▸ RECORDS FOR PROCESSING
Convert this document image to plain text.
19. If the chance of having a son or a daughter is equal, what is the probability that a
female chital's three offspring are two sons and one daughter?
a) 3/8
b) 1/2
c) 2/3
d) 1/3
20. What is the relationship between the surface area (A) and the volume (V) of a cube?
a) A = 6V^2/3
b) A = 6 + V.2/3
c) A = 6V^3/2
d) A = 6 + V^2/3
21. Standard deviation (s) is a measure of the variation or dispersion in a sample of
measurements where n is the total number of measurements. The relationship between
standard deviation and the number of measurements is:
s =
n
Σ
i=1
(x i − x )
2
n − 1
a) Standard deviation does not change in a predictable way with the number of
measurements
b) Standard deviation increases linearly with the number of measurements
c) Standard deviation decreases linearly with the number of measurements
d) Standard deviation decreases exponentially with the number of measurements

▸ WHAT YOU SHOULD DO
The records above are to be copied in full, exactly as written.

▸ CORRECT RESPONSE
Convert this document image to plain text.
19. If the chance of having a son or a daughter is equal, what is the probability that a
female chital's three offspring are two sons and one daughter?
a) 3/8
b) 1/2
c) 2/3
d) 1/3
20. What is the relationship between the surface area (A) and the volume (V) of a cube?
a) A = 6V^2/3
b) A = 6 + V.2/3
c) A = 6V^3/2
d) A = 6 + V^2/3
21. Standard deviation (s) is a measure of the variation or dispersion in a sample of
measurements where n is the total number of measurements. The relationship between
standard deviation and the number of measurements is:
s =
n
Σ
i=1
(x i − x )
2
n − 1
a) Standard deviation does not change in a predictable way with the number of
measurements
b) Standard deviation increases linearly with the number of measurements
c) Standard deviation decreases linearly with the number of measurements
d) Standard deviation decreases exponentially with the number of measurements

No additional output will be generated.